[Dataset rows]
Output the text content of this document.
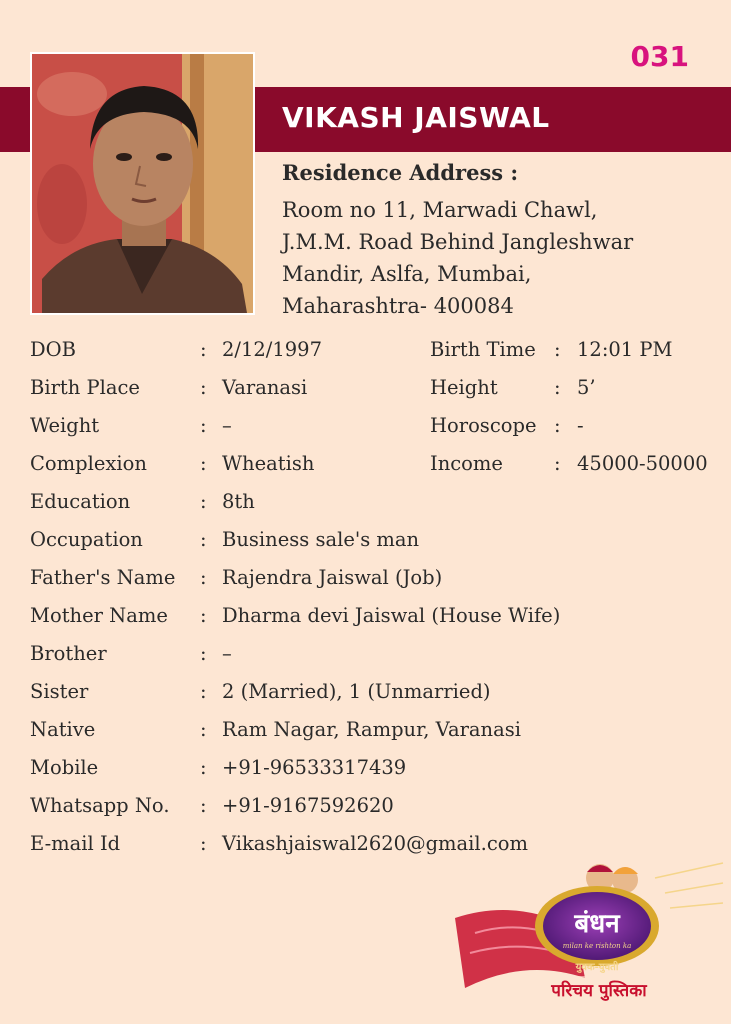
031
VIKASH JAISWAL
Residence Address :
Room no 11, Marwadi Chawl,
J.M.M. Road Behind Jangleshwar
Mandir, Aslfa, Mumbai,
Maharashtra- 400084
DOB	: 2/12/1997	Birth Time : 12:01 PM
Birth Place	: Varanasi	Height	: 5’
Weight	: –	Horoscope : -
Complexion	: Wheatish	Income	: 45000-50000
Education	: 8th
Occupation	: Business sale's man
Father's Name : Rajendra Jaiswal (Job)
Mother Name : Dharma devi Jaiswal (House Wife)
Brother	: –
Sister	: 2 (Married), 1 (Unmarried)
Native	: Ram Nagar, Rampur, Varanasi
Mobile	: +91-96533317439
Whatsapp No. : +91-9167592620
E-mail Id	: Vikashjaiswal2620@gmail.com
बंधन
milan ke rishton ka
युवक-युवती
परिचय पुस्तिका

EXERCISE DIRECTIONS.
Do not include images; quote all of the entries above exactly.

THE OUTPUT.
Output the text content of this document.
031
VIKASH JAISWAL
Residence Address :
Room no 11, Marwadi Chawl,
J.M.M. Road Behind Jangleshwar
Mandir, Aslfa, Mumbai,
Maharashtra- 400084
DOB	: 2/12/1997	Birth Time : 12:01 PM
Birth Place	: Varanasi	Height	: 5’
Weight	: –	Horoscope : -
Complexion	: Wheatish	Income	: 45000-50000
Education	: 8th
Occupation	: Business sale's man
Father's Name : Rajendra Jaiswal (Job)
Mother Name : Dharma devi Jaiswal (House Wife)
Brother	: –
Sister	: 2 (Married), 1 (Unmarried)
Native	: Ram Nagar, Rampur, Varanasi
Mobile	: +91-96533317439
Whatsapp No. : +91-9167592620
E-mail Id	: Vikashjaiswal2620@gmail.com
बंधन
milan ke rishton ka
युवक-युवती
परिचय पुस्तिका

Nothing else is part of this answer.